## Materials provided
════════════════

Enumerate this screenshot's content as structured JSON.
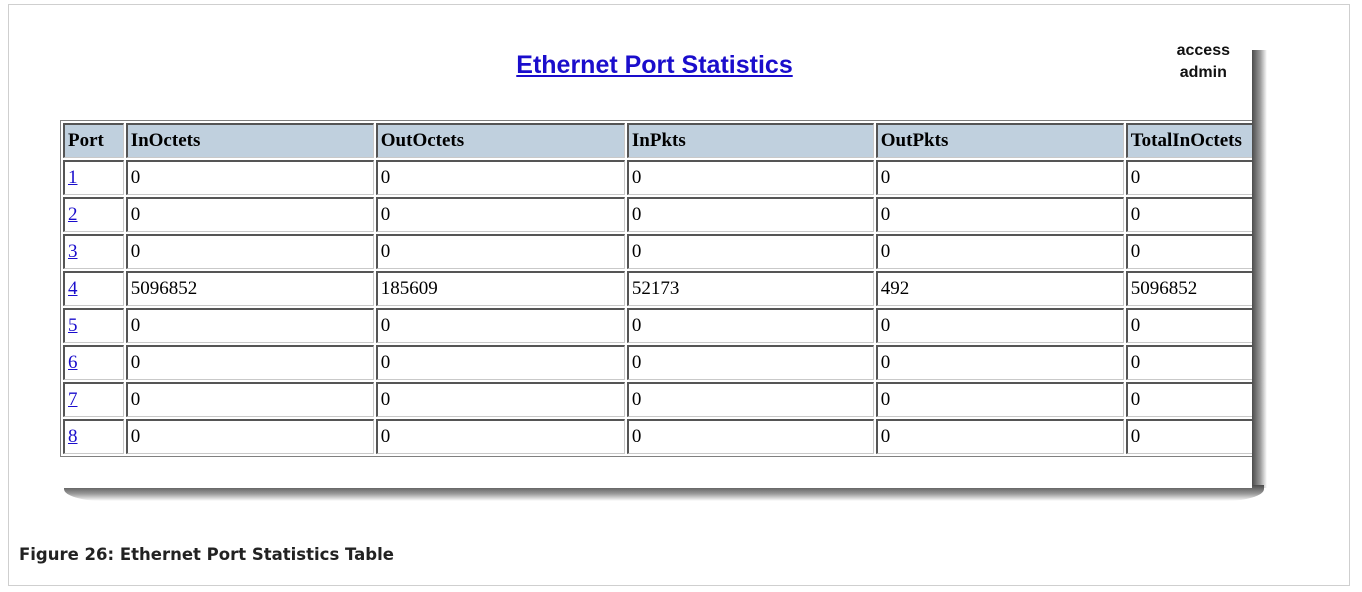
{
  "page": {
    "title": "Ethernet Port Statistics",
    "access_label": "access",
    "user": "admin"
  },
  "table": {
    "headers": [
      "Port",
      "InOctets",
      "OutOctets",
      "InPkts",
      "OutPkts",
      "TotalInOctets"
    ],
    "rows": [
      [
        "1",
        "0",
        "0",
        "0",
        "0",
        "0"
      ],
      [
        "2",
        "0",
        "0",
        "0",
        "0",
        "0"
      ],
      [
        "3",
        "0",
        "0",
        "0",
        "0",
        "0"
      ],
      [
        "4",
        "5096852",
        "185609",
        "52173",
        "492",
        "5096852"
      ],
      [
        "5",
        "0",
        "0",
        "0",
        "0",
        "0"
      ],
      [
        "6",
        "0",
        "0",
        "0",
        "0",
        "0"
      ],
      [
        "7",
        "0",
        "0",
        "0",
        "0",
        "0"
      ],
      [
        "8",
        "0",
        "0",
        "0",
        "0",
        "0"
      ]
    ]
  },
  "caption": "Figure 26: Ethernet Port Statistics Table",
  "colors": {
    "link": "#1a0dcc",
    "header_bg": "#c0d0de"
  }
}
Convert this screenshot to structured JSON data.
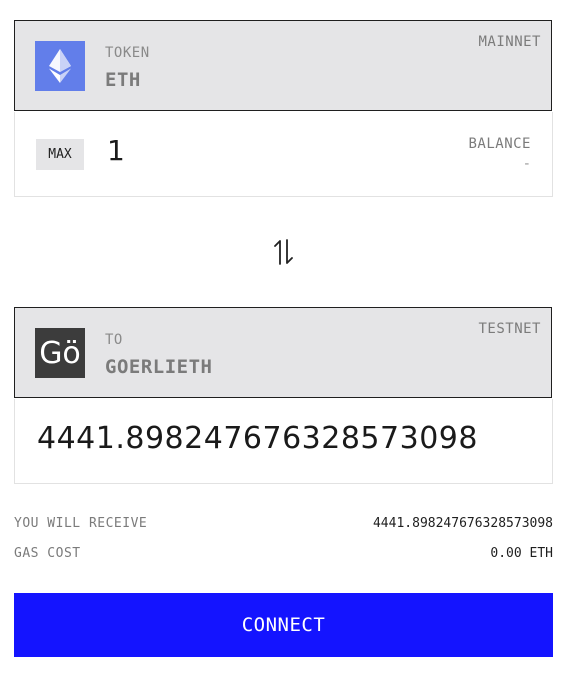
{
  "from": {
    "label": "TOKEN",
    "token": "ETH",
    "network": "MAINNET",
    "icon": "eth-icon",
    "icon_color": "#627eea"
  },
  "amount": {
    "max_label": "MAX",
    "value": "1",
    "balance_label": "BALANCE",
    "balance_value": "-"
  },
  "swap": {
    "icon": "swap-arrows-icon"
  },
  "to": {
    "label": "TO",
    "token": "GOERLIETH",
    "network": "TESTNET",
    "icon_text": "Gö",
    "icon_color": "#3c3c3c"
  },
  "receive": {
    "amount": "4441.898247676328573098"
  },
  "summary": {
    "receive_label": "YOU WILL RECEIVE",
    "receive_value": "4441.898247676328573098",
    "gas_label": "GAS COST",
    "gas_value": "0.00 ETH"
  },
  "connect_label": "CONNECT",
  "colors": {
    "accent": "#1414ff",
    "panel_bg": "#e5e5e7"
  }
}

════════════════

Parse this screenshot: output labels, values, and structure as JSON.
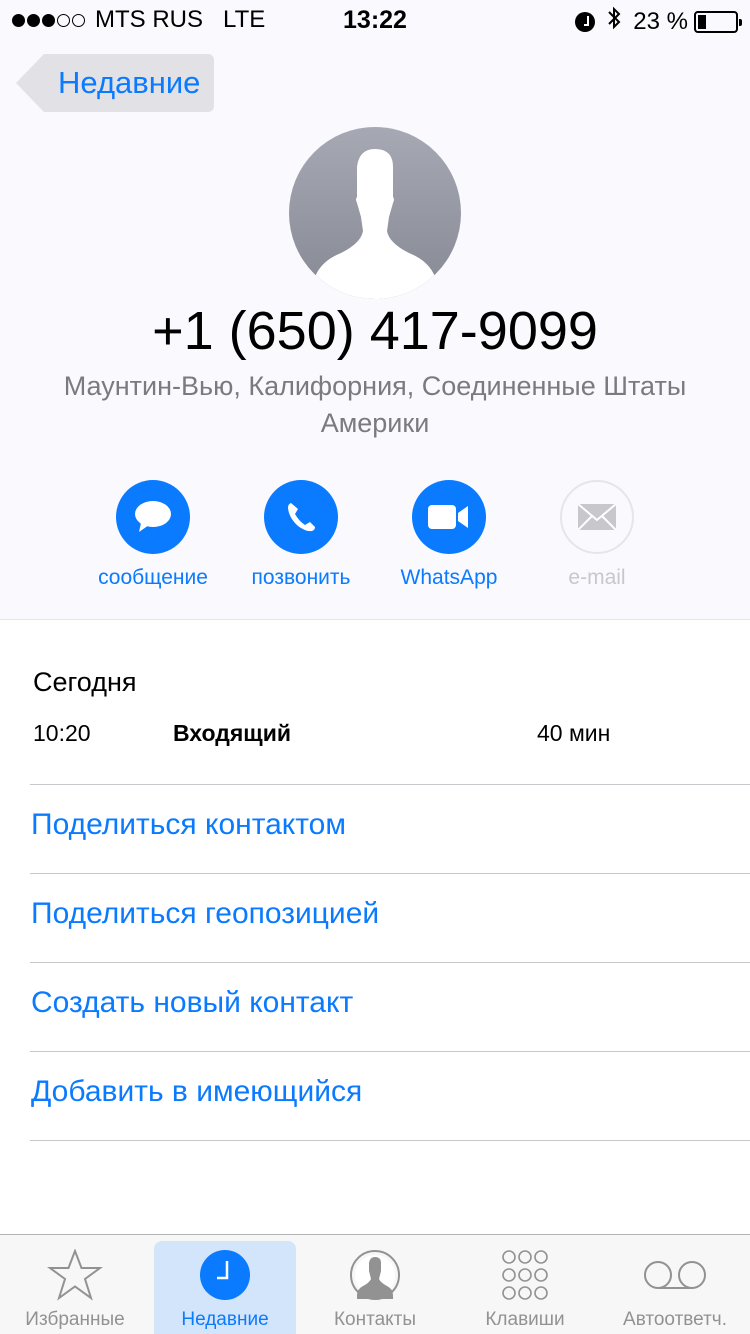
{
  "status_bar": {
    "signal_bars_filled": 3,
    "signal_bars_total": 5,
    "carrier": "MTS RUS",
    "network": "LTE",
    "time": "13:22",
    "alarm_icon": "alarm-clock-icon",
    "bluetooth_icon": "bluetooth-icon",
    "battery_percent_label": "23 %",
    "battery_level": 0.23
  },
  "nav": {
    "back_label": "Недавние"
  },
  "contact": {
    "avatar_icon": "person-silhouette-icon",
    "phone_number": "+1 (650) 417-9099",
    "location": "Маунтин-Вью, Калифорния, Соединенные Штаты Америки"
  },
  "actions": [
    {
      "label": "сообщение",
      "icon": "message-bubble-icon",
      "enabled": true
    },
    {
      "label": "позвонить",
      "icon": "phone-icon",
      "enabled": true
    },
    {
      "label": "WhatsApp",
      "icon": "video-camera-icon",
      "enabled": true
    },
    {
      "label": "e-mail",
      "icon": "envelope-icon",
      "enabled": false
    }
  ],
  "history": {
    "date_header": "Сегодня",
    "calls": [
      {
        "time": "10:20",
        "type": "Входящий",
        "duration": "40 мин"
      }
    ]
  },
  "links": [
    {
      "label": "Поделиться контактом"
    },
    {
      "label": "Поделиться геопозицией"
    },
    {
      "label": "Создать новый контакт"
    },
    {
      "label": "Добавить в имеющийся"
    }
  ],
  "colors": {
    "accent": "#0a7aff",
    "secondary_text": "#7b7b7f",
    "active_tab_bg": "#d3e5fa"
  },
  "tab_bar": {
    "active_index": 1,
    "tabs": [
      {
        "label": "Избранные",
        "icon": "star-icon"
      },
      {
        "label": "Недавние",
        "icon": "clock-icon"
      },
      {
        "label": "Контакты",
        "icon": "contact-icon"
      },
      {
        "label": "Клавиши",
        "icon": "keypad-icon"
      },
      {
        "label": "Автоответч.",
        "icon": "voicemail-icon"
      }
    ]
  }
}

════════════════

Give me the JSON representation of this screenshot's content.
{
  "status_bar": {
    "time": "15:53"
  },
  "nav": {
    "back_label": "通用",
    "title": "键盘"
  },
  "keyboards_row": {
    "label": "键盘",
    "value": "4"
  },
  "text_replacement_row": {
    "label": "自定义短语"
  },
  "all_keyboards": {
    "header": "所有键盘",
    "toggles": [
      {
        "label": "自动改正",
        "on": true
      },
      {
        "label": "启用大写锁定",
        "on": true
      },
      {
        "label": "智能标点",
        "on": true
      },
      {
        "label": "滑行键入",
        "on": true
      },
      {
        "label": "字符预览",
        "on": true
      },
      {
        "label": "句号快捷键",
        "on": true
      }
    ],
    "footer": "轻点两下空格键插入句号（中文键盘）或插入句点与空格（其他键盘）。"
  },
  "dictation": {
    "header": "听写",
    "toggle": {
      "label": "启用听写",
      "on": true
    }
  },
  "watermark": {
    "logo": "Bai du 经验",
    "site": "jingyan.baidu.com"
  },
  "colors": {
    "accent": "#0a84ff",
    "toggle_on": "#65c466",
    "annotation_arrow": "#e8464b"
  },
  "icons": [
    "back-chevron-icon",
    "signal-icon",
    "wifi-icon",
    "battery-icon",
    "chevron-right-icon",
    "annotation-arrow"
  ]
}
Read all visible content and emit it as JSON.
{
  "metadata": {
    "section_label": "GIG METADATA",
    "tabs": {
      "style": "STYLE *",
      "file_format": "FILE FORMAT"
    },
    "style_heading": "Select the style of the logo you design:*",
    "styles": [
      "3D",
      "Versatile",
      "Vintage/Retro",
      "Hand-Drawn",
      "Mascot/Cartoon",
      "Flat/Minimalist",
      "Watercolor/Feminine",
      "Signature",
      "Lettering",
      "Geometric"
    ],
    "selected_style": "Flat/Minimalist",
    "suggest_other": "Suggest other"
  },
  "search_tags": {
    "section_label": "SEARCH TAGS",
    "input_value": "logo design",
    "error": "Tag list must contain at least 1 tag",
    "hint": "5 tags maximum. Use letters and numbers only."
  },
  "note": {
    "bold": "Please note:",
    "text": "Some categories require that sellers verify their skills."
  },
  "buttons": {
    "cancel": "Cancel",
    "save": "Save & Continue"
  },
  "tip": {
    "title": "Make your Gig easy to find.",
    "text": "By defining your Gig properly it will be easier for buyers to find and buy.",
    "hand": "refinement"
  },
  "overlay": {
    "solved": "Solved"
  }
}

════════════════

## Your instructions
Tally the lines that hold the string "network" and state the total, nothing more.

## Full answer
3